(Data entries for graphics)
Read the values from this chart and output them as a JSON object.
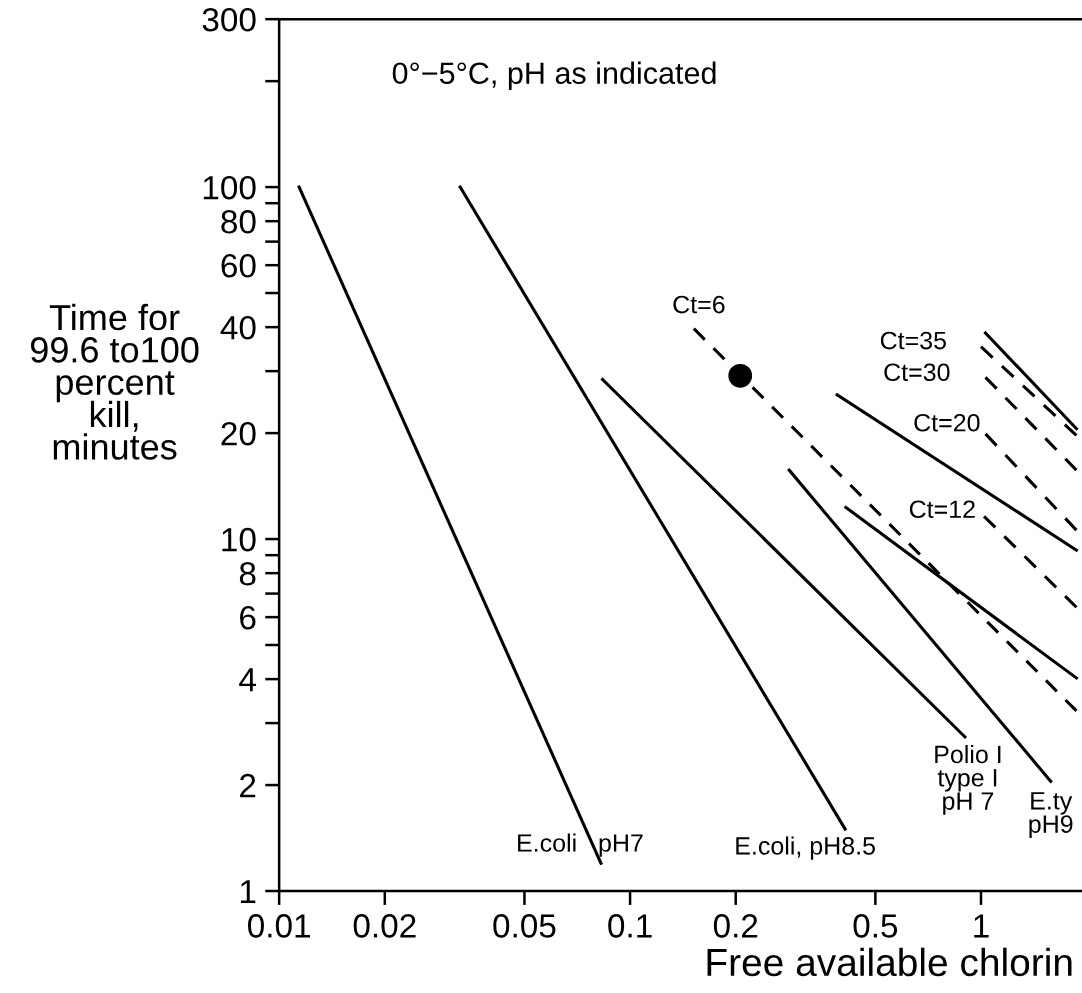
{
  "chart_data": {
    "type": "line",
    "xlabel": "Free available chlorin",
    "ylabel": "Time for\n99.6 to100\npercent\nkill,\nminutes",
    "log": "xy",
    "xlim": [
      0.01,
      1.94
    ],
    "ylim": [
      1,
      300
    ],
    "xticks": [
      {
        "value": 0.01,
        "label": "0.01"
      },
      {
        "value": 0.02,
        "label": "0.02"
      },
      {
        "value": 0.05,
        "label": "0.05"
      },
      {
        "value": 0.1,
        "label": "0.1"
      },
      {
        "value": 0.2,
        "label": "0.2"
      },
      {
        "value": 0.5,
        "label": "0.5"
      },
      1
    ],
    "yticks": [
      1,
      2,
      {
        "value": 3,
        "label": null
      },
      4,
      {
        "value": 5,
        "label": null
      },
      6,
      {
        "value": 7,
        "label": null
      },
      8,
      {
        "value": 9,
        "label": null
      },
      10,
      20,
      {
        "value": 30,
        "label": null
      },
      40,
      {
        "value": 50,
        "label": null
      },
      60,
      {
        "value": 70,
        "label": null
      },
      80,
      {
        "value": 90,
        "label": null
      },
      100,
      {
        "value": 200,
        "label": null
      },
      300
    ],
    "grid": false,
    "series": [
      {
        "color": "#000000",
        "line_style": "solid",
        "x": [
          0.0114,
          0.0826
        ],
        "values": [
          100,
          1.2
        ]
      },
      {
        "color": "#000000",
        "line_style": "solid",
        "x": [
          0.0328,
          0.41
        ],
        "values": [
          100,
          1.5
        ]
      },
      {
        "color": "#000000",
        "line_style": "solid",
        "x": [
          0.0835,
          0.9
        ],
        "values": [
          28.4,
          2.74
        ]
      },
      {
        "color": "#000000",
        "line_style": "solid",
        "x": [
          0.284,
          1.58
        ],
        "values": [
          15.7,
          2.05
        ]
      },
      {
        "color": "#000000",
        "line_style": "solid",
        "x": [
          0.412,
          1.87
        ],
        "values": [
          12.3,
          4.03
        ]
      },
      {
        "color": "#000000",
        "line_style": "solid",
        "x": [
          0.389,
          1.87
        ],
        "values": [
          25.7,
          9.3
        ]
      },
      {
        "color": "#000000",
        "line_style": "dashed",
        "x": [
          0.152,
          1.87
        ],
        "values": [
          39.6,
          3.25
        ]
      },
      {
        "color": "#000000",
        "type": "scatter",
        "marker": "circle",
        "x": [
          0.206
        ],
        "values": [
          29.1
        ]
      },
      {
        "color": "#000000",
        "line_style": "dashed",
        "x": [
          1.02,
          1.87
        ],
        "values": [
          11.6,
          6.4
        ]
      },
      {
        "color": "#000000",
        "line_style": "dashed",
        "x": [
          1.03,
          1.87
        ],
        "values": [
          19.9,
          10.6
        ]
      },
      {
        "color": "#000000",
        "line_style": "dashed",
        "x": [
          1.03,
          1.87
        ],
        "values": [
          28.8,
          15.7
        ]
      },
      {
        "color": "#000000",
        "line_style": "dashed",
        "x": [
          1.0,
          1.87
        ],
        "values": [
          35.2,
          19.7
        ]
      },
      {
        "color": "#000000",
        "line_style": "solid",
        "x": [
          1.03,
          1.87
        ],
        "values": [
          38.5,
          20.6
        ]
      }
    ],
    "annotations": [
      "0°−5°C, pH as indicated",
      {
        "text": "Ct=6",
        "x": 0.152,
        "y": 39.6
      },
      {
        "text": "Ct=35",
        "x": 1.0,
        "y": 35.2
      },
      {
        "text": "Ct=30",
        "x": 1.03,
        "y": 28.8
      },
      {
        "text": "Ct=20",
        "x": 1.03,
        "y": 19.9
      },
      {
        "text": "Ct=12",
        "x": 1.02,
        "y": 11.6
      },
      {
        "text": "E.coli   pH7",
        "x": 0.0826,
        "y": 1.2
      },
      {
        "text": "E.coli, pH8.5",
        "x": 0.41,
        "y": 1.5
      },
      {
        "text": "Polio I\ntype I\npH 7",
        "x": 0.9,
        "y": 2.74
      },
      {
        "text": "E.ty\npH9",
        "x": 1.58,
        "y": 2.05
      }
    ]
  }
}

SHORT PROBLEM> Your job is to transcribe the entries above exactly; skip the pictures.

SOLUTION BELOW>
Read the values from this chart and output them as a JSON object.
{
  "chart_data": {
    "type": "line",
    "xlabel": "Free available chlorin",
    "ylabel": "Time for\n99.6 to100\npercent\nkill,\nminutes",
    "log": "xy",
    "xlim": [
      0.01,
      1.94
    ],
    "ylim": [
      1,
      300
    ],
    "xticks": [
      {
        "value": 0.01,
        "label": "0.01"
      },
      {
        "value": 0.02,
        "label": "0.02"
      },
      {
        "value": 0.05,
        "label": "0.05"
      },
      {
        "value": 0.1,
        "label": "0.1"
      },
      {
        "value": 0.2,
        "label": "0.2"
      },
      {
        "value": 0.5,
        "label": "0.5"
      },
      1
    ],
    "yticks": [
      1,
      2,
      {
        "value": 3,
        "label": null
      },
      4,
      {
        "value": 5,
        "label": null
      },
      6,
      {
        "value": 7,
        "label": null
      },
      8,
      {
        "value": 9,
        "label": null
      },
      10,
      20,
      {
        "value": 30,
        "label": null
      },
      40,
      {
        "value": 50,
        "label": null
      },
      60,
      {
        "value": 70,
        "label": null
      },
      80,
      {
        "value": 90,
        "label": null
      },
      100,
      {
        "value": 200,
        "label": null
      },
      300
    ],
    "grid": false,
    "series": [
      {
        "color": "#000000",
        "line_style": "solid",
        "x": [
          0.0114,
          0.0826
        ],
        "values": [
          100,
          1.2
        ]
      },
      {
        "color": "#000000",
        "line_style": "solid",
        "x": [
          0.0328,
          0.41
        ],
        "values": [
          100,
          1.5
        ]
      },
      {
        "color": "#000000",
        "line_style": "solid",
        "x": [
          0.0835,
          0.9
        ],
        "values": [
          28.4,
          2.74
        ]
      },
      {
        "color": "#000000",
        "line_style": "solid",
        "x": [
          0.284,
          1.58
        ],
        "values": [
          15.7,
          2.05
        ]
      },
      {
        "color": "#000000",
        "line_style": "solid",
        "x": [
          0.412,
          1.87
        ],
        "values": [
          12.3,
          4.03
        ]
      },
      {
        "color": "#000000",
        "line_style": "solid",
        "x": [
          0.389,
          1.87
        ],
        "values": [
          25.7,
          9.3
        ]
      },
      {
        "color": "#000000",
        "line_style": "dashed",
        "x": [
          0.152,
          1.87
        ],
        "values": [
          39.6,
          3.25
        ]
      },
      {
        "color": "#000000",
        "type": "scatter",
        "marker": "circle",
        "x": [
          0.206
        ],
        "values": [
          29.1
        ]
      },
      {
        "color": "#000000",
        "line_style": "dashed",
        "x": [
          1.02,
          1.87
        ],
        "values": [
          11.6,
          6.4
        ]
      },
      {
        "color": "#000000",
        "line_style": "dashed",
        "x": [
          1.03,
          1.87
        ],
        "values": [
          19.9,
          10.6
        ]
      },
      {
        "color": "#000000",
        "line_style": "dashed",
        "x": [
          1.03,
          1.87
        ],
        "values": [
          28.8,
          15.7
        ]
      },
      {
        "color": "#000000",
        "line_style": "dashed",
        "x": [
          1.0,
          1.87
        ],
        "values": [
          35.2,
          19.7
        ]
      },
      {
        "color": "#000000",
        "line_style": "solid",
        "x": [
          1.03,
          1.87
        ],
        "values": [
          38.5,
          20.6
        ]
      }
    ],
    "annotations": [
      "0°−5°C, pH as indicated",
      {
        "text": "Ct=6",
        "x": 0.152,
        "y": 39.6
      },
      {
        "text": "Ct=35",
        "x": 1.0,
        "y": 35.2
      },
      {
        "text": "Ct=30",
        "x": 1.03,
        "y": 28.8
      },
      {
        "text": "Ct=20",
        "x": 1.03,
        "y": 19.9
      },
      {
        "text": "Ct=12",
        "x": 1.02,
        "y": 11.6
      },
      {
        "text": "E.coli   pH7",
        "x": 0.0826,
        "y": 1.2
      },
      {
        "text": "E.coli, pH8.5",
        "x": 0.41,
        "y": 1.5
      },
      {
        "text": "Polio I\ntype I\npH 7",
        "x": 0.9,
        "y": 2.74
      },
      {
        "text": "E.ty\npH9",
        "x": 1.58,
        "y": 2.05
      }
    ]
  }
}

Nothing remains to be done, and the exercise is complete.